* [Source data]:
* * * * * * *

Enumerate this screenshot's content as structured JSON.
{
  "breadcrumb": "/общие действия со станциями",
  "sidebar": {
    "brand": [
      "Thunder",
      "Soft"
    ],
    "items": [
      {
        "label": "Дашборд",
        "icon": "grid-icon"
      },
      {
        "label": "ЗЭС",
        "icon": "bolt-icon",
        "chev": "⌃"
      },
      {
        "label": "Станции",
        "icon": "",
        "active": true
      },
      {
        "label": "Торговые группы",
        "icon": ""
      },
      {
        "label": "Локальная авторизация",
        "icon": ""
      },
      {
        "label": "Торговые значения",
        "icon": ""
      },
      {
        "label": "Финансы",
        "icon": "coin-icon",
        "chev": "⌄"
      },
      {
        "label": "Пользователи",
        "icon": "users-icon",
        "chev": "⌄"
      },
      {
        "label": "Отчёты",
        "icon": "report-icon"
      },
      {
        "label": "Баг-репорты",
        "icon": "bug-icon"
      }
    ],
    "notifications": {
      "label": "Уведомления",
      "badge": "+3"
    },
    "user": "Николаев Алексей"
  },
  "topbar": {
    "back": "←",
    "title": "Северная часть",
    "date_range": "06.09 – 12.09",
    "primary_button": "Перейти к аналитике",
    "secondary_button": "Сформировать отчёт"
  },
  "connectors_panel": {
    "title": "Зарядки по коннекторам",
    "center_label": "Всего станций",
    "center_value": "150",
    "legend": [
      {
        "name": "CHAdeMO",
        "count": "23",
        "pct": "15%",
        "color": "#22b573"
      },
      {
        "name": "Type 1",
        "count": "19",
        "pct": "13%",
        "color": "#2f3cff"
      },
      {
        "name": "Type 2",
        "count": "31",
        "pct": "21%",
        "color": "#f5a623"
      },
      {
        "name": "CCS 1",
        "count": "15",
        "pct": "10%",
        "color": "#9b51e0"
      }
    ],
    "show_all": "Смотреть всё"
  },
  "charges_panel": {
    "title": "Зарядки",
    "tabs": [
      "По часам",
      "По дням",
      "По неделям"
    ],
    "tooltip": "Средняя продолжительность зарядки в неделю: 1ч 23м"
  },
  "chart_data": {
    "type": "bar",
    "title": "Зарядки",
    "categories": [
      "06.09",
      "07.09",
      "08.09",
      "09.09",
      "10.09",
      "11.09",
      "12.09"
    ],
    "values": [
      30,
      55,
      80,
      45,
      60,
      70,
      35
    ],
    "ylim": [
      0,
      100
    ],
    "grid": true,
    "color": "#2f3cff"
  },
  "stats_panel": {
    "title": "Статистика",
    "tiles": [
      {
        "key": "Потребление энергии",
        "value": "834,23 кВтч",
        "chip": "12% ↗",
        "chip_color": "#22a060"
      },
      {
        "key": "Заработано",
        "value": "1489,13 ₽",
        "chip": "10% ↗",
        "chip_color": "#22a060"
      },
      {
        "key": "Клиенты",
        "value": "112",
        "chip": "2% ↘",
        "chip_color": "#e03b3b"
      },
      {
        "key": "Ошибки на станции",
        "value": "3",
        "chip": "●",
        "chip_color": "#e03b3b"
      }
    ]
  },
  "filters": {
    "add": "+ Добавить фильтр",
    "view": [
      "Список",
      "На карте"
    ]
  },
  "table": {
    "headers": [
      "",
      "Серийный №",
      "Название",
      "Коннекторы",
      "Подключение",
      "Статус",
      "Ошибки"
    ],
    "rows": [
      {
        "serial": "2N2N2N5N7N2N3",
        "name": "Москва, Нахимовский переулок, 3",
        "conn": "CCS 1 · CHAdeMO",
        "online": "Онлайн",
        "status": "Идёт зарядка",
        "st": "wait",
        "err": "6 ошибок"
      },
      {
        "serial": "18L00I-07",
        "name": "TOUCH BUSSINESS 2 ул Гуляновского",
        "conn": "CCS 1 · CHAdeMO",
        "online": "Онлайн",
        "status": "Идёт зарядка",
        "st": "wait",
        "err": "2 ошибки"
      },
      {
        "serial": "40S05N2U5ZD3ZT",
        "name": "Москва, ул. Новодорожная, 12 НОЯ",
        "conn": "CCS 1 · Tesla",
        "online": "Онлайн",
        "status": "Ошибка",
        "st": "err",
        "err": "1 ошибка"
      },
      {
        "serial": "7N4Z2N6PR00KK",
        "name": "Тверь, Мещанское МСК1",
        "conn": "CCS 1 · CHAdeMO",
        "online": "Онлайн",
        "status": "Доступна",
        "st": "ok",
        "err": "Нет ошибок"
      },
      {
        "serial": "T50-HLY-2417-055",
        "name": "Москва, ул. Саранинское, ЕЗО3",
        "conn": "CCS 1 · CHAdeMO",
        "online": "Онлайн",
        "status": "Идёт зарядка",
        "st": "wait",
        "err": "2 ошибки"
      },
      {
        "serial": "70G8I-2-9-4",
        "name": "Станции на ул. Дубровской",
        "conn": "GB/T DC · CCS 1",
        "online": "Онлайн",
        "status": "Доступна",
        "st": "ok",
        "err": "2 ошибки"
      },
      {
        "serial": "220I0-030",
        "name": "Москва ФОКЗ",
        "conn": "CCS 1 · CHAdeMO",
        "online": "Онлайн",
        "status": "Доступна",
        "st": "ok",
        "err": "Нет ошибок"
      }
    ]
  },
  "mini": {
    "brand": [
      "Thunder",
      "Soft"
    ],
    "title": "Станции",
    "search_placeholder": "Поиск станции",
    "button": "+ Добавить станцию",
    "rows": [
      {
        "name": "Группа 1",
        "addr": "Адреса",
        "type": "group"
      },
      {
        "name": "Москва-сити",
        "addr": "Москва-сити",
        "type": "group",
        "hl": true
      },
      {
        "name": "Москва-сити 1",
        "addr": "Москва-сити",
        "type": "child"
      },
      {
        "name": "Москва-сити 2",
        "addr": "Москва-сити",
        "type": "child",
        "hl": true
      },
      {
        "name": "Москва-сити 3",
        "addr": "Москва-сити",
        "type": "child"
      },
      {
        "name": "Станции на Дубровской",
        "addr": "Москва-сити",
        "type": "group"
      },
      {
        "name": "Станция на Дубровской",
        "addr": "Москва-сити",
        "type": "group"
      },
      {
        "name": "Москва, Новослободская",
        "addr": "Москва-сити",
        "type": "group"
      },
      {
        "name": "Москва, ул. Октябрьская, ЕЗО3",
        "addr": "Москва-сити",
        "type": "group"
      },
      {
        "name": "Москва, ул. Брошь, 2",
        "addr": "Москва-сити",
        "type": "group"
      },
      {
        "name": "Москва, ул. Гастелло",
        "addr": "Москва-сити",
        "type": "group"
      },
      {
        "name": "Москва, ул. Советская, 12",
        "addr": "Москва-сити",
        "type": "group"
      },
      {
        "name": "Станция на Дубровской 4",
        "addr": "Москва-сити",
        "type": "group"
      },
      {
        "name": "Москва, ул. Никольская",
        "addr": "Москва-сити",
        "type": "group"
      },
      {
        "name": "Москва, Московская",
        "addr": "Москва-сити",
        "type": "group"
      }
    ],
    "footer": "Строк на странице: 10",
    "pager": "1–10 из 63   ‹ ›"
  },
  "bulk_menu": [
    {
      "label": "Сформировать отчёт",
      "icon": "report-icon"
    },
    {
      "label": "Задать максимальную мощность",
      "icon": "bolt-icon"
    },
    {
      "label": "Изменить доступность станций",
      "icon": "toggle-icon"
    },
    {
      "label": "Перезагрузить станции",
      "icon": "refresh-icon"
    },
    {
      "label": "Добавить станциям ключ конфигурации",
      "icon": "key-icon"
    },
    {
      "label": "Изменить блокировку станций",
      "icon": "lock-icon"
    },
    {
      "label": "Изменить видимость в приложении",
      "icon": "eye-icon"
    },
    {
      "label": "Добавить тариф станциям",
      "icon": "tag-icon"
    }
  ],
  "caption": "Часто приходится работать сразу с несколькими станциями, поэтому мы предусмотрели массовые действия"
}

* * * * * * *

* [What you should do]: Write every record out again, unaltered.

* [The reply]:
Enumerate this screenshot's content as structured JSON.
{
  "breadcrumb": "/общие действия со станциями",
  "sidebar": {
    "brand": [
      "Thunder",
      "Soft"
    ],
    "items": [
      {
        "label": "Дашборд",
        "icon": "grid-icon"
      },
      {
        "label": "ЗЭС",
        "icon": "bolt-icon",
        "chev": "⌃"
      },
      {
        "label": "Станции",
        "icon": "",
        "active": true
      },
      {
        "label": "Торговые группы",
        "icon": ""
      },
      {
        "label": "Локальная авторизация",
        "icon": ""
      },
      {
        "label": "Торговые значения",
        "icon": ""
      },
      {
        "label": "Финансы",
        "icon": "coin-icon",
        "chev": "⌄"
      },
      {
        "label": "Пользователи",
        "icon": "users-icon",
        "chev": "⌄"
      },
      {
        "label": "Отчёты",
        "icon": "report-icon"
      },
      {
        "label": "Баг-репорты",
        "icon": "bug-icon"
      }
    ],
    "notifications": {
      "label": "Уведомления",
      "badge": "+3"
    },
    "user": "Николаев Алексей"
  },
  "topbar": {
    "back": "←",
    "title": "Северная часть",
    "date_range": "06.09 – 12.09",
    "primary_button": "Перейти к аналитике",
    "secondary_button": "Сформировать отчёт"
  },
  "connectors_panel": {
    "title": "Зарядки по коннекторам",
    "center_label": "Всего станций",
    "center_value": "150",
    "legend": [
      {
        "name": "CHAdeMO",
        "count": "23",
        "pct": "15%",
        "color": "#22b573"
      },
      {
        "name": "Type 1",
        "count": "19",
        "pct": "13%",
        "color": "#2f3cff"
      },
      {
        "name": "Type 2",
        "count": "31",
        "pct": "21%",
        "color": "#f5a623"
      },
      {
        "name": "CCS 1",
        "count": "15",
        "pct": "10%",
        "color": "#9b51e0"
      }
    ],
    "show_all": "Смотреть всё"
  },
  "charges_panel": {
    "title": "Зарядки",
    "tabs": [
      "По часам",
      "По дням",
      "По неделям"
    ],
    "tooltip": "Средняя продолжительность зарядки в неделю: 1ч 23м"
  },
  "chart_data": {
    "type": "bar",
    "title": "Зарядки",
    "categories": [
      "06.09",
      "07.09",
      "08.09",
      "09.09",
      "10.09",
      "11.09",
      "12.09"
    ],
    "values": [
      30,
      55,
      80,
      45,
      60,
      70,
      35
    ],
    "ylim": [
      0,
      100
    ],
    "grid": true,
    "color": "#2f3cff"
  },
  "stats_panel": {
    "title": "Статистика",
    "tiles": [
      {
        "key": "Потребление энергии",
        "value": "834,23 кВтч",
        "chip": "12% ↗",
        "chip_color": "#22a060"
      },
      {
        "key": "Заработано",
        "value": "1489,13 ₽",
        "chip": "10% ↗",
        "chip_color": "#22a060"
      },
      {
        "key": "Клиенты",
        "value": "112",
        "chip": "2% ↘",
        "chip_color": "#e03b3b"
      },
      {
        "key": "Ошибки на станции",
        "value": "3",
        "chip": "●",
        "chip_color": "#e03b3b"
      }
    ]
  },
  "filters": {
    "add": "+ Добавить фильтр",
    "view": [
      "Список",
      "На карте"
    ]
  },
  "table": {
    "headers": [
      "",
      "Серийный №",
      "Название",
      "Коннекторы",
      "Подключение",
      "Статус",
      "Ошибки"
    ],
    "rows": [
      {
        "serial": "2N2N2N5N7N2N3",
        "name": "Москва, Нахимовский переулок, 3",
        "conn": "CCS 1 · CHAdeMO",
        "online": "Онлайн",
        "status": "Идёт зарядка",
        "st": "wait",
        "err": "6 ошибок"
      },
      {
        "serial": "18L00I-07",
        "name": "TOUCH BUSSINESS 2 ул Гуляновского",
        "conn": "CCS 1 · CHAdeMO",
        "online": "Онлайн",
        "status": "Идёт зарядка",
        "st": "wait",
        "err": "2 ошибки"
      },
      {
        "serial": "40S05N2U5ZD3ZT",
        "name": "Москва, ул. Новодорожная, 12 НОЯ",
        "conn": "CCS 1 · Tesla",
        "online": "Онлайн",
        "status": "Ошибка",
        "st": "err",
        "err": "1 ошибка"
      },
      {
        "serial": "7N4Z2N6PR00KK",
        "name": "Тверь, Мещанское МСК1",
        "conn": "CCS 1 · CHAdeMO",
        "online": "Онлайн",
        "status": "Доступна",
        "st": "ok",
        "err": "Нет ошибок"
      },
      {
        "serial": "T50-HLY-2417-055",
        "name": "Москва, ул. Саранинское, ЕЗО3",
        "conn": "CCS 1 · CHAdeMO",
        "online": "Онлайн",
        "status": "Идёт зарядка",
        "st": "wait",
        "err": "2 ошибки"
      },
      {
        "serial": "70G8I-2-9-4",
        "name": "Станции на ул. Дубровской",
        "conn": "GB/T DC · CCS 1",
        "online": "Онлайн",
        "status": "Доступна",
        "st": "ok",
        "err": "2 ошибки"
      },
      {
        "serial": "220I0-030",
        "name": "Москва ФОКЗ",
        "conn": "CCS 1 · CHAdeMO",
        "online": "Онлайн",
        "status": "Доступна",
        "st": "ok",
        "err": "Нет ошибок"
      }
    ]
  },
  "mini": {
    "brand": [
      "Thunder",
      "Soft"
    ],
    "title": "Станции",
    "search_placeholder": "Поиск станции",
    "button": "+ Добавить станцию",
    "rows": [
      {
        "name": "Группа 1",
        "addr": "Адреса",
        "type": "group"
      },
      {
        "name": "Москва-сити",
        "addr": "Москва-сити",
        "type": "group",
        "hl": true
      },
      {
        "name": "Москва-сити 1",
        "addr": "Москва-сити",
        "type": "child"
      },
      {
        "name": "Москва-сити 2",
        "addr": "Москва-сити",
        "type": "child",
        "hl": true
      },
      {
        "name": "Москва-сити 3",
        "addr": "Москва-сити",
        "type": "child"
      },
      {
        "name": "Станции на Дубровской",
        "addr": "Москва-сити",
        "type": "group"
      },
      {
        "name": "Станция на Дубровской",
        "addr": "Москва-сити",
        "type": "group"
      },
      {
        "name": "Москва, Новослободская",
        "addr": "Москва-сити",
        "type": "group"
      },
      {
        "name": "Москва, ул. Октябрьская, ЕЗО3",
        "addr": "Москва-сити",
        "type": "group"
      },
      {
        "name": "Москва, ул. Брошь, 2",
        "addr": "Москва-сити",
        "type": "group"
      },
      {
        "name": "Москва, ул. Гастелло",
        "addr": "Москва-сити",
        "type": "group"
      },
      {
        "name": "Москва, ул. Советская, 12",
        "addr": "Москва-сити",
        "type": "group"
      },
      {
        "name": "Станция на Дубровской 4",
        "addr": "Москва-сити",
        "type": "group"
      },
      {
        "name": "Москва, ул. Никольская",
        "addr": "Москва-сити",
        "type": "group"
      },
      {
        "name": "Москва, Московская",
        "addr": "Москва-сити",
        "type": "group"
      }
    ],
    "footer": "Строк на странице: 10",
    "pager": "1–10 из 63   ‹ ›"
  },
  "bulk_menu": [
    {
      "label": "Сформировать отчёт",
      "icon": "report-icon"
    },
    {
      "label": "Задать максимальную мощность",
      "icon": "bolt-icon"
    },
    {
      "label": "Изменить доступность станций",
      "icon": "toggle-icon"
    },
    {
      "label": "Перезагрузить станции",
      "icon": "refresh-icon"
    },
    {
      "label": "Добавить станциям ключ конфигурации",
      "icon": "key-icon"
    },
    {
      "label": "Изменить блокировку станций",
      "icon": "lock-icon"
    },
    {
      "label": "Изменить видимость в приложении",
      "icon": "eye-icon"
    },
    {
      "label": "Добавить тариф станциям",
      "icon": "tag-icon"
    }
  ],
  "caption": "Часто приходится работать сразу с несколькими станциями, поэтому мы предусмотрели массовые действия"
}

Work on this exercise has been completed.